Count how many lines below include the string "golden", and give that number without anything else.

[Stored data]
──────────────────────────────

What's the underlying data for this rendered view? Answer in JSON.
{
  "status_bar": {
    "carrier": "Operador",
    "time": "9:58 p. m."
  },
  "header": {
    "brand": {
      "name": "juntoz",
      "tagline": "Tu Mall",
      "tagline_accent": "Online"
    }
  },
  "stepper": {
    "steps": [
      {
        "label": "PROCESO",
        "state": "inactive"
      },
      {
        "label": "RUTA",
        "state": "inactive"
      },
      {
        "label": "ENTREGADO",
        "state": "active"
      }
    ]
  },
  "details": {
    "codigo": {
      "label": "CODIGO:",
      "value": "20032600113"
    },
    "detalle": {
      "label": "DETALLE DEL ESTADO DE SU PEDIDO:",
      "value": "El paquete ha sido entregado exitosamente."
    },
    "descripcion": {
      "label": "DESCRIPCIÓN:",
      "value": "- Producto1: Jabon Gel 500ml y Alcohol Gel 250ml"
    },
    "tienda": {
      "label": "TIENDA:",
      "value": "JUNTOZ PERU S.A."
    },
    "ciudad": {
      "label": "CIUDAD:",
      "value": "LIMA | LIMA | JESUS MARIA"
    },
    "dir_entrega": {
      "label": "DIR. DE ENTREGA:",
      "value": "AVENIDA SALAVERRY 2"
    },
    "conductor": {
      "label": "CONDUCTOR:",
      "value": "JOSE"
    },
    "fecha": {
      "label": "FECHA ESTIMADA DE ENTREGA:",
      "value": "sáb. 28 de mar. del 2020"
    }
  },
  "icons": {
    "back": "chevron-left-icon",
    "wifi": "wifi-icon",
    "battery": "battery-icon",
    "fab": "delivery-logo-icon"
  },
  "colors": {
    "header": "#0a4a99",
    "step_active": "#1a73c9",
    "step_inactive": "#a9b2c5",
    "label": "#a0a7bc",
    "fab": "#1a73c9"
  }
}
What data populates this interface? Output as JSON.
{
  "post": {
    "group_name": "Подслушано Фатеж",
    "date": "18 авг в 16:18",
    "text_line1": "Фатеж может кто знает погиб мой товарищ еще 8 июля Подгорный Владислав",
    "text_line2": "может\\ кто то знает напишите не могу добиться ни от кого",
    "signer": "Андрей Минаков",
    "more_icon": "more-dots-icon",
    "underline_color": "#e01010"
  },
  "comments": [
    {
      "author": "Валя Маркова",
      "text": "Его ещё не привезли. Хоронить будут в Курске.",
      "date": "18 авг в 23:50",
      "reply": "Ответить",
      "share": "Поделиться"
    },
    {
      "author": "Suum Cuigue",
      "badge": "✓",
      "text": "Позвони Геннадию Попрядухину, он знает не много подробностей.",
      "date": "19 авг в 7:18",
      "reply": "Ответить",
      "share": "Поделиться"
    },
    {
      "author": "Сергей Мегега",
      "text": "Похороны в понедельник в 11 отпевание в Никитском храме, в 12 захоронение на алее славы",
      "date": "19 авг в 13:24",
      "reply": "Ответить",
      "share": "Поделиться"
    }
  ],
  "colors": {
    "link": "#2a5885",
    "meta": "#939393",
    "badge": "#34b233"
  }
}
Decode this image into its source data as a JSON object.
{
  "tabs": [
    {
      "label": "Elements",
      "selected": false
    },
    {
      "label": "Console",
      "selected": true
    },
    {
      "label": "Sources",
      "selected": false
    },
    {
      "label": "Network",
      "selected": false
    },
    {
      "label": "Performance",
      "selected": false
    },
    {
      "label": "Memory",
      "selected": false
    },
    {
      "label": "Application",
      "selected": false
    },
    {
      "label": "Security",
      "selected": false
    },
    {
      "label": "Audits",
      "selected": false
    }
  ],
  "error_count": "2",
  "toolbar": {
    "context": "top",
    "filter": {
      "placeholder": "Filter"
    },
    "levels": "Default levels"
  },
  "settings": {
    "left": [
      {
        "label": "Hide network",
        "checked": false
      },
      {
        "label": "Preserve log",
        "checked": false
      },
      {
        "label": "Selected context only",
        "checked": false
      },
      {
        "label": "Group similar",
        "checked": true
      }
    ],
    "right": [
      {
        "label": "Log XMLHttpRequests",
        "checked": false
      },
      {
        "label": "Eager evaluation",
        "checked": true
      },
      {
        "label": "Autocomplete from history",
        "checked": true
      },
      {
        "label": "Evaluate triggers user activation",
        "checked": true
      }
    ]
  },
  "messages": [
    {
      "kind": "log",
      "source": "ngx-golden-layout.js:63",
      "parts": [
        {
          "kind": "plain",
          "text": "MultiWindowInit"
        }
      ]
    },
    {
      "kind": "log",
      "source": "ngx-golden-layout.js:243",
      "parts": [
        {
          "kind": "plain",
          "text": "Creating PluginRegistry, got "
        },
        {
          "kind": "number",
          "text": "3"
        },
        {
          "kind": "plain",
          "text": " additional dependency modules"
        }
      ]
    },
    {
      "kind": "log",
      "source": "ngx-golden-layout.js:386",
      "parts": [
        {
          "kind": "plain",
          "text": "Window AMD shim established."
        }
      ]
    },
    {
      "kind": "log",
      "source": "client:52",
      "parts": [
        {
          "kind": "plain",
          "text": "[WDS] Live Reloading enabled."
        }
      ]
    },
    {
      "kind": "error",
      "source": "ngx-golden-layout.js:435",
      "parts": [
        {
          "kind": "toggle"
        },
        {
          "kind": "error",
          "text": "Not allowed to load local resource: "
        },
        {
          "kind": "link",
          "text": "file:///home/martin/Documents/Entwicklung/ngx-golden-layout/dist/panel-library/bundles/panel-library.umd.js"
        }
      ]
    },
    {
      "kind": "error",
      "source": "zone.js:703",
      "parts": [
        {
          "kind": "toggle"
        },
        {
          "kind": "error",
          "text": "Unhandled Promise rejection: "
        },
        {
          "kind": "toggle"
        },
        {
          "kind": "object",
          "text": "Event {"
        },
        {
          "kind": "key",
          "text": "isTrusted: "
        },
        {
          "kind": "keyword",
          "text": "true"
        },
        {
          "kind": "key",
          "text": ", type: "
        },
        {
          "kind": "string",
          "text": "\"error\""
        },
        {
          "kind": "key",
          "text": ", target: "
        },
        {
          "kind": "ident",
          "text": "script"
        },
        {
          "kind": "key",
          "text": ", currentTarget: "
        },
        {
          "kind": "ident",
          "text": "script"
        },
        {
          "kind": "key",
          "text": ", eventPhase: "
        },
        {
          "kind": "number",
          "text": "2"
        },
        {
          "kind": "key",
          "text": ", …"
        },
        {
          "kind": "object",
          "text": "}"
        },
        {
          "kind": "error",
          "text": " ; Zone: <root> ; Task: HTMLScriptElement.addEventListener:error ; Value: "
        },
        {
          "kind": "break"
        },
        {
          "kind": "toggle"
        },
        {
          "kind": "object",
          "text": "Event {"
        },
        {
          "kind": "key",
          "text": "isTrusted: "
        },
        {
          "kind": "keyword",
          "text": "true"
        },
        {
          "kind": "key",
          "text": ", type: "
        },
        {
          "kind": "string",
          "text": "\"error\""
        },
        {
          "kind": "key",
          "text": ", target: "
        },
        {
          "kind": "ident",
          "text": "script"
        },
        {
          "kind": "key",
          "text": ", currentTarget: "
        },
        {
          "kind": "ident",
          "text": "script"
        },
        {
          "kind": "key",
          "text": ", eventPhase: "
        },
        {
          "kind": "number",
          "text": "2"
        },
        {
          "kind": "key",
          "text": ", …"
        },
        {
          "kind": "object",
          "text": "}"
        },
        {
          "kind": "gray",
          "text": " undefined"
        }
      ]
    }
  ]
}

──────────────────────────────

OUTPUT FOR THIS EXERCISE: 5